_Exercise prompt:_ Repeat the material exactly as it appears.

──────────

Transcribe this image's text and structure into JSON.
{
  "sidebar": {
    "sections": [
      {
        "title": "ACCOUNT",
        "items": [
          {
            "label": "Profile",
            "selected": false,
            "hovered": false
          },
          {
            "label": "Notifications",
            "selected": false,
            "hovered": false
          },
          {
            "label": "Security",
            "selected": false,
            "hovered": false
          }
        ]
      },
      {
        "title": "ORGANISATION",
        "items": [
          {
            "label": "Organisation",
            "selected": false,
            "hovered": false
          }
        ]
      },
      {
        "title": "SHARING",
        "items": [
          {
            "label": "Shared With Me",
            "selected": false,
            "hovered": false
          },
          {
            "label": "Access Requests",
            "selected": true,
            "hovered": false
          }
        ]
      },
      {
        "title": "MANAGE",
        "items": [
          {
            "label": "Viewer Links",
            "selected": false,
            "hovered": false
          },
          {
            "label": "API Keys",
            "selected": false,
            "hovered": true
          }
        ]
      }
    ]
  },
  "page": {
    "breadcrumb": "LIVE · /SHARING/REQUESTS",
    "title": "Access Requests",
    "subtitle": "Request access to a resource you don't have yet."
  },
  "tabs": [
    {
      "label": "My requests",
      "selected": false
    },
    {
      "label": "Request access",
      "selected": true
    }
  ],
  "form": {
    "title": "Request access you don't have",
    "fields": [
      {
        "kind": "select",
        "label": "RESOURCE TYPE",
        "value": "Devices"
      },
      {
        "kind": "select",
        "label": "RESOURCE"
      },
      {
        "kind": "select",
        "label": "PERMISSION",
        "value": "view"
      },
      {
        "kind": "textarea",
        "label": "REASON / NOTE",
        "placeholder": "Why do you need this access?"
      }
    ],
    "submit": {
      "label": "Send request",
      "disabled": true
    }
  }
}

──────────

_Response to the exercise:_
Transcribe this image's text and structure into JSON.
{
  "sidebar": {
    "sections": [
      {
        "title": "ACCOUNT",
        "items": [
          {
            "label": "Profile",
            "selected": false,
            "hovered": false
          },
          {
            "label": "Notifications",
            "selected": false,
            "hovered": false
          },
          {
            "label": "Security",
            "selected": false,
            "hovered": false
          }
        ]
      },
      {
        "title": "ORGANISATION",
        "items": [
          {
            "label": "Organisation",
            "selected": false,
            "hovered": false
          }
        ]
      },
      {
        "title": "SHARING",
        "items": [
          {
            "label": "Shared With Me",
            "selected": false,
            "hovered": false
          },
          {
            "label": "Access Requests",
            "selected": true,
            "hovered": false
          }
        ]
      },
      {
        "title": "MANAGE",
        "items": [
          {
            "label": "Viewer Links",
            "selected": false,
            "hovered": false
          },
          {
            "label": "API Keys",
            "selected": false,
            "hovered": true
          }
        ]
      }
    ]
  },
  "page": {
    "breadcrumb": "LIVE · /SHARING/REQUESTS",
    "title": "Access Requests",
    "subtitle": "Request access to a resource you don't have yet."
  },
  "tabs": [
    {
      "label": "My requests",
      "selected": false
    },
    {
      "label": "Request access",
      "selected": true
    }
  ],
  "form": {
    "title": "Request access you don't have",
    "fields": [
      {
        "kind": "select",
        "label": "RESOURCE TYPE",
        "value": "Devices"
      },
      {
        "kind": "select",
        "label": "RESOURCE"
      },
      {
        "kind": "select",
        "label": "PERMISSION",
        "value": "view"
      },
      {
        "kind": "textarea",
        "label": "REASON / NOTE",
        "placeholder": "Why do you need this access?"
      }
    ],
    "submit": {
      "label": "Send request",
      "disabled": true
    }
  }
}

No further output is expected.